Aim - Search the data for the word "Raumheizgeräte" and copy every line that contains it.

Extracted material -
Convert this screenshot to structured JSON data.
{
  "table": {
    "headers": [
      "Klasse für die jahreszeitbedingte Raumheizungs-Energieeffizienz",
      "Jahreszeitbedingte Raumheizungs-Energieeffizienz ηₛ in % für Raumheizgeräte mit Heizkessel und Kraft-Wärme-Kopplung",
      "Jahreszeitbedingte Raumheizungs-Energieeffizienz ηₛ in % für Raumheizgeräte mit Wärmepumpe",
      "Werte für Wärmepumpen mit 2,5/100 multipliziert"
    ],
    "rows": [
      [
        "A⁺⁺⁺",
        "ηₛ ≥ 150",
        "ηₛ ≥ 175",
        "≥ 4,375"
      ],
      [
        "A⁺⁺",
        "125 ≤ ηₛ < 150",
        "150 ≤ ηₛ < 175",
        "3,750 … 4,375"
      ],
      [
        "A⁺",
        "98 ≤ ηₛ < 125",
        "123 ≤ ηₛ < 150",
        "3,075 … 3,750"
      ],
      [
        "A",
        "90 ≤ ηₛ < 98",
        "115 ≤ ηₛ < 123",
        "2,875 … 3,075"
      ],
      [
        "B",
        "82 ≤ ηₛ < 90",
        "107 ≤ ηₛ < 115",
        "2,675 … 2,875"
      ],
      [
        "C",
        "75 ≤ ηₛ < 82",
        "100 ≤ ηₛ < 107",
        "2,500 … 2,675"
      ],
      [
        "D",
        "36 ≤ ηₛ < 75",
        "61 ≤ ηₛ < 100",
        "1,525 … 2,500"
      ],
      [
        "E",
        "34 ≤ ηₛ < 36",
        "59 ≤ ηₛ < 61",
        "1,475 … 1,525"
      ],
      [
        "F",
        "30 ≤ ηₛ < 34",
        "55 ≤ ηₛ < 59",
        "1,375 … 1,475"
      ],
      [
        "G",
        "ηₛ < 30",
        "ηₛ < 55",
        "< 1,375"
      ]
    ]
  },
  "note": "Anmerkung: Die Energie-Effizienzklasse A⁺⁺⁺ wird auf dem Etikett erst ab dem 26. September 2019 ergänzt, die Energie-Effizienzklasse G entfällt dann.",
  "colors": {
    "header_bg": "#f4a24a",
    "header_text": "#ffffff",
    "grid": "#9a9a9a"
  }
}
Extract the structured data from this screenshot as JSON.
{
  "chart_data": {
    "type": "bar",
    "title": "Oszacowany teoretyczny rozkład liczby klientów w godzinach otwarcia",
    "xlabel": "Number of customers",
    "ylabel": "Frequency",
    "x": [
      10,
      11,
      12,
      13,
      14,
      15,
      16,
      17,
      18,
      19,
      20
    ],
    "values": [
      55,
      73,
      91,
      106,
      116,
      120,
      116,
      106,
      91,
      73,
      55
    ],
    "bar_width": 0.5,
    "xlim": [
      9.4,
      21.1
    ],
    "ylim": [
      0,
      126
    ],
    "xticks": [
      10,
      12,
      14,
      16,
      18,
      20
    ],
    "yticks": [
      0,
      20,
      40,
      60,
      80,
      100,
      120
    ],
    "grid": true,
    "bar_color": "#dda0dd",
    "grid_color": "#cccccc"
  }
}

Task output -
      "Jahreszeitbedingte Raumheizungs-Energieeffizienz ηₛ in % für Raumheizgeräte mit Heizkessel und Kraft-Wärme-Kopplung",
      "Jahreszeitbedingte Raumheizungs-Energieeffizienz ηₛ in % für Raumheizgeräte mit Wärmepumpe",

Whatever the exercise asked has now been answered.